**ЗАДАНИЕ**:
Продолжи текст о самозванке княжне Таракановой, начав сразу после его последнего предложения.

**ФРАГМЕНТ ТЕКСТА**:
────────

Итак, на дворе стояли 70-е гг. XVIII столетия, когда при польском дворе вдруг объявилась молодая красивая женщина в возрасте 25-30 лет, именовавшая себя Елизаветой Таракановой, дочерью от тайного брака уже покойных Елизаветы Петровны и Алексея Григорьевича Разумовского. Впрочем, имена она меняла часто, столь же часто переезжая по Европе с места на место: ее знали как принцессу Владимирскую и султаншу Селиму, графиню Пиннеберг и госпожу Франк… Надо сказать, что образ жизни она вела весьма по тем временам свободный. Откуда самозваная княжна взялась, самому Богу известно; говорили, что будто бы родилась она в Праге, в семье трактирщика, или же в Нюрнберге, и отец ее был тамошним булочником. Однако поляки, не любившие Россию, русских и особливо императрицу Екатерину Великую, по чьей воле в Речи Посполитой вершились все дела, охотно верили ей. Очевидно, с дальним прицелом: ведь, как прямая и законная наследница Елизаветы (закон, запрещающий женщине наследовать трон Российской империи, был принят лишь при Павле I), она имела все права на самодержавную власть в бескрайней России. Естественно, поляки просчитали, что в случае, если они окажут княжне поддержку деньгами и прочим, что ей понадобится, а она да взойдет на престол, то уж отплатить-то она Польше сумеет. Поэтому княжна жила в Польше припеваючи, сорила деньгами направо и налево, и за ней увивался целый рой знатнейших женихов и кавалеров. Тем более что молодая женщина всячески поддерживала в глазах окружающих имидж русской «принцессы в изгнании»: она сочиняла манифесты к монархам европейских держав, вступила от имени России в переписку с султаном Блистательной Порты, а в Италии, куда она прибыла, вконец поистратившись в Польше и Германии, установила контакт и вела переговоры с представителями Ватикана. Ее ниоткуда не гнали: княжна Тараканова была умна и неплохо образована, но, главное, она обладала сильнейшим оружием женщины – красотой и кокетством.

Интересно, что появление самозванки пришлось на время восстания Емельяна Пугачева, и Екатерине и без того приходилось не сладко: не успела она развязаться с русско-турецкой войной, как возникла новая напасть – самозванцы! А княжна Тараканова, пытаясь добраться до власти и больших денег, умело использовала мятеж, поднятый казаками Пугачева, в своих целях; она говорила всем, кто только желал ее слушать, что самозванка-то – это немка Екатерина, пытавшаяся убить своего супруга, законного правителя всея Руси, а за нее, прямую наследницу трона, выступил сам русский народ, едва она направила на родину своего полномочного представителя, Емельяна Ивановича Пугачева, да сообщила, что она жива и здорова…

Екатерина почувствовала угрозу своему положению в России. Ведь во время ее царствования был не один случай, когда против ее власти, против немки на русском троне, устраивался заговор. То была попытка освободить заточенного в Шлиссельбургской крепости в Петербурге Ивана Антоновича (она закончилась смертью заговорщиков и августейшего узника); то Пугачев, выступавший под именем Петра III Федоровича, и наследница Елизаветы княжна Тараканова. Да и Орловых, хотя те верно служили императрице, которую сами возвели к вершине самодержавной власти, она побаивалась всю свою жизнь, особенно теперь, поскольку, удалив от себя Григория, она восстанавливала против себя всю могущественную и очень влиятельную семью (все братья были очень дружны промеж собой). Как писал Казимир Валишевский, «…она разорвала с первым фаворитом и этим вооружила против себя могущественный род Орловых: она не могла не опасаться тогда за прочность своего престола» {109} .

────────

**Записи об элементах и координатах**:
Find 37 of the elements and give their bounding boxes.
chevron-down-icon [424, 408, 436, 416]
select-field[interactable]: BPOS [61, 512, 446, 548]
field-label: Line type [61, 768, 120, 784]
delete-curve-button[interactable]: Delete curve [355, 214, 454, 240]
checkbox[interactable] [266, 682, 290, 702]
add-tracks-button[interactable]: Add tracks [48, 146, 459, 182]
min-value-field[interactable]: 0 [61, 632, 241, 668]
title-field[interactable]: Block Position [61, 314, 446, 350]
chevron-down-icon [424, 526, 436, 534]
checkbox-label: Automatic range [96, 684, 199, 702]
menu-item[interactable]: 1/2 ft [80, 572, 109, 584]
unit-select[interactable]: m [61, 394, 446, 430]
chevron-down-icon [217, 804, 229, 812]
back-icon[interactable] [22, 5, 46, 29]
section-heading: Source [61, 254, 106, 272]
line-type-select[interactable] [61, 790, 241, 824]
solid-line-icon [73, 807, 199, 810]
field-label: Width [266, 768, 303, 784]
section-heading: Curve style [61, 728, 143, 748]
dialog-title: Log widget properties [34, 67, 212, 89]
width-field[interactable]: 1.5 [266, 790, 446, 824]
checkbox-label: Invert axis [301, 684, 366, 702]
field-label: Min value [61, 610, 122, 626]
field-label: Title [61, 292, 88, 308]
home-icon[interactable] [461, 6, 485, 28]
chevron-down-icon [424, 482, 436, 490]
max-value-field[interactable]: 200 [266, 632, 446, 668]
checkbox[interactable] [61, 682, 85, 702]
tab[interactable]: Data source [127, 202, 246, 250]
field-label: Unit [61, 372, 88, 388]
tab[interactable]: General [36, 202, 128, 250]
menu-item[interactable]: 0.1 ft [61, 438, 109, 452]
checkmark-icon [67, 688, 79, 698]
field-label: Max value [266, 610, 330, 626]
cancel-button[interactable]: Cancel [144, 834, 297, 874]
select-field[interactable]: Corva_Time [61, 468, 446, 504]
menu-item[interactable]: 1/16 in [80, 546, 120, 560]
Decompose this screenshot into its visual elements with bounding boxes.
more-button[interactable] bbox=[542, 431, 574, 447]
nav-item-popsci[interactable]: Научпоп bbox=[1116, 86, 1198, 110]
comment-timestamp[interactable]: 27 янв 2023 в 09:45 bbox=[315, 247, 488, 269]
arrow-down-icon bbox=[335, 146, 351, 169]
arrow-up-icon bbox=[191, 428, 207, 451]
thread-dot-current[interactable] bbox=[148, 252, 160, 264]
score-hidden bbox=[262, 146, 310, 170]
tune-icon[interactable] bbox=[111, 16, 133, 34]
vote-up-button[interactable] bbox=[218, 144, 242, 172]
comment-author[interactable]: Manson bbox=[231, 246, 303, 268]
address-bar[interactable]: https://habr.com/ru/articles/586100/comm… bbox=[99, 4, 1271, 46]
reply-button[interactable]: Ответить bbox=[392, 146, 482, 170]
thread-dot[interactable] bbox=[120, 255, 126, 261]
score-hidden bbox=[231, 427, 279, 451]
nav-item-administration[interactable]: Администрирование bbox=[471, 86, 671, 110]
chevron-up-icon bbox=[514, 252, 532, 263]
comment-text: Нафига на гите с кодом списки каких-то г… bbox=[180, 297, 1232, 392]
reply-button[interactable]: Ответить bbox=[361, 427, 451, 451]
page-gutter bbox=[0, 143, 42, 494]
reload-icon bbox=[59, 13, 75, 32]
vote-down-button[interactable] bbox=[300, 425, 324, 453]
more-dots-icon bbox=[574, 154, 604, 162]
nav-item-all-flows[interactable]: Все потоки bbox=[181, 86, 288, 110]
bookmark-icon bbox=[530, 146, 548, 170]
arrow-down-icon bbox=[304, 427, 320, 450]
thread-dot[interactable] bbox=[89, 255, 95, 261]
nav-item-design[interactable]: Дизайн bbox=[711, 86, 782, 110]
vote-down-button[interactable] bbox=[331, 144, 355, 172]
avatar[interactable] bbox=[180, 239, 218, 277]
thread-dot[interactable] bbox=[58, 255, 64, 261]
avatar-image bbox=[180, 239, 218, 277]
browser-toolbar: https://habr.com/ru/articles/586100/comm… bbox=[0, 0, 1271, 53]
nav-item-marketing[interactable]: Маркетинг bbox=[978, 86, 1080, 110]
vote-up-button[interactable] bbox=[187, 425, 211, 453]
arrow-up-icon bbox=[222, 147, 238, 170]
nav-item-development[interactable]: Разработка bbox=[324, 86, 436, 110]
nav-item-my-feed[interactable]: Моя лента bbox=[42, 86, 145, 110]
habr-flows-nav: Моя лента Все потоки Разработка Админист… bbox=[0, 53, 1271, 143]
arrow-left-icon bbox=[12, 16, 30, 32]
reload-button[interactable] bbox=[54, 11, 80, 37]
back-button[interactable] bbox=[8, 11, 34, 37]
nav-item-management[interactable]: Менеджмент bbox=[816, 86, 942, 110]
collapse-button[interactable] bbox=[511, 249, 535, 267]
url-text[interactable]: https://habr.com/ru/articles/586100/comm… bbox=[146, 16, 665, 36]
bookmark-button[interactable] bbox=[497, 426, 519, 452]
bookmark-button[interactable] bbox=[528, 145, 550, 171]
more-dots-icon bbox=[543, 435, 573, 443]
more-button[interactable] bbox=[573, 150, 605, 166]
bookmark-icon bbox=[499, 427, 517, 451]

────────

**ОТВЕТ**:
Но делать нечего, и Екатерине пришлось искать помощи среди тех, кому она доверяла. Как это ни парадоксально, никого ближе и надежнее Алексея Орлова у нее не отыскалось. Именно Орлов, будучи в Италии, обнаружил самозванку и впервые сообщил о ее существовании государыне: лжекняжна написала ему, уверенная, что на русского героя ее чары подействуют, как и на прочих мужчин, и он принесет ей российский трон на острие собственной шпаги. Но Алексею Орлову красота самозванки не вскружила голову, и он описывал ее довольно сухо: рост невелик, худощава, ни смугла, ни белолица, веснушчата; имеет темные волосы и темно-карие глаза… В своем сообщении Екатерине Великой граф Орлов предлагает применить к ней, смутившей покой государыни, самые крайние меры: «…я навязал б ей камень на шею да в воду…»

Возможно, попросив его привезти под конвоем самозванку в Петербург, императрица учитывала и то, что в Ливорно стояла победоносная эскадра, полностью подчинявшаяся ему, Чесменскому герою – победителю турецкого флота.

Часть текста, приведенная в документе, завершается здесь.